▶ What you have to do: Repeat the full listing, word for word.

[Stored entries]

--- Begin ---

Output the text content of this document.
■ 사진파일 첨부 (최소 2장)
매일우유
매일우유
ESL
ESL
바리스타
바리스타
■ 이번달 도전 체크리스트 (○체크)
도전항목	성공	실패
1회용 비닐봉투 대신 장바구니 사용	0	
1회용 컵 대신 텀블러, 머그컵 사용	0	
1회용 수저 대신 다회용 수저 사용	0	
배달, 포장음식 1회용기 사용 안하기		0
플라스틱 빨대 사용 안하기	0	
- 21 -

--- End ---

▶ Final result:
Output the text content of this document.
■ 사진파일 첨부 (최소 2장)
매일우유
매일우유
ESL
ESL
바리스타
바리스타
■ 이번달 도전 체크리스트 (○체크)
도전항목	성공	실패
1회용 비닐봉투 대신 장바구니 사용	0	
1회용 컵 대신 텀블러, 머그컵 사용	0	
1회용 수저 대신 다회용 수저 사용	0	
배달, 포장음식 1회용기 사용 안하기		0
플라스틱 빨대 사용 안하기	0	
- 21 -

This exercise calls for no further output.